- [REQUIREMENT]: Copy out, from the entries below, each line holding the string "communication".

Records contained in a dataset:

— Begin —

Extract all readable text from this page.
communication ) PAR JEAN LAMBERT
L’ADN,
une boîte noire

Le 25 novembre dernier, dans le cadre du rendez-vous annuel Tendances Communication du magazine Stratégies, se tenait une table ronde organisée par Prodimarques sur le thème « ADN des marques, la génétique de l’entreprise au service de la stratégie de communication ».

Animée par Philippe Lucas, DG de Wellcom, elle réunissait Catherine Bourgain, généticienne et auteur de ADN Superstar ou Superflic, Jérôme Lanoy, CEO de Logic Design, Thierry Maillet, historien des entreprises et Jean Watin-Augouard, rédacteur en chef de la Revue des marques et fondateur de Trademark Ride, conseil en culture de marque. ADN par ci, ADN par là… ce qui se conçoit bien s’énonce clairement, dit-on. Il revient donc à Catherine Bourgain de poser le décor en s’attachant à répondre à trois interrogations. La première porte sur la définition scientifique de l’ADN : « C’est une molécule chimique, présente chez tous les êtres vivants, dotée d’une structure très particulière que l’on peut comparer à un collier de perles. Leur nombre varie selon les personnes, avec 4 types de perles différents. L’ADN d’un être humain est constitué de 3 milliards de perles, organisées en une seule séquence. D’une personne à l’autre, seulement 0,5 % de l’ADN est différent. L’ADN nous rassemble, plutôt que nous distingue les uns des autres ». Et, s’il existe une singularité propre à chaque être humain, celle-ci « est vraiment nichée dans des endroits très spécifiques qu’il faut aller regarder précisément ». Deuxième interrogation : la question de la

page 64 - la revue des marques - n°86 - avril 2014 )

— End —

- [SOLUTION TO THIS TASK]:
communication ) PAR JEAN LAMBERT
Le 25 novembre dernier, dans le cadre du rendez-vous annuel Tendances Communication du magazine Stratégies, se tenait une table ronde organisée par Prodimarques sur le thème « ADN des marques, la génétique de l’entreprise au service de la stratégie de communication ».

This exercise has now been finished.